| WHAT IS EXPECTED |
Which lines of the data contain the string "generally"? Copy every one of them.

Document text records
▽

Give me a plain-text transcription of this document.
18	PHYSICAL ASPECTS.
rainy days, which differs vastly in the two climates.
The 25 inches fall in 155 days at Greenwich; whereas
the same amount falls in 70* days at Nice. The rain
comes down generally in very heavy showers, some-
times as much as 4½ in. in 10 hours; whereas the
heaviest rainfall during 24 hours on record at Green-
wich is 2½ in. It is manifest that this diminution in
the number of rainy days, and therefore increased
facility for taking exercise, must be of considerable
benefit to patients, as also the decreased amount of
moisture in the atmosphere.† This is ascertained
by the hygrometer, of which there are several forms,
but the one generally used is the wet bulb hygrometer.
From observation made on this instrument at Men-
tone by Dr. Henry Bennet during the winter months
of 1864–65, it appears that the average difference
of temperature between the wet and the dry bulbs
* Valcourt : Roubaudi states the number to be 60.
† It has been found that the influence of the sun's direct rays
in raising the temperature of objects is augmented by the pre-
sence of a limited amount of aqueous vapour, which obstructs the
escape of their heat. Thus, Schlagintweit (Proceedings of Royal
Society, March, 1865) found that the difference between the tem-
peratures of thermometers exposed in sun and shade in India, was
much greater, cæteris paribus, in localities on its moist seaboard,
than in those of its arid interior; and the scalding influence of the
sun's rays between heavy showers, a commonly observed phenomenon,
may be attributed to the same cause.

△

| RESPONSE AREA |
comes down generally in very heavy showers, some-
but the one generally used is the wet bulb hygrometer.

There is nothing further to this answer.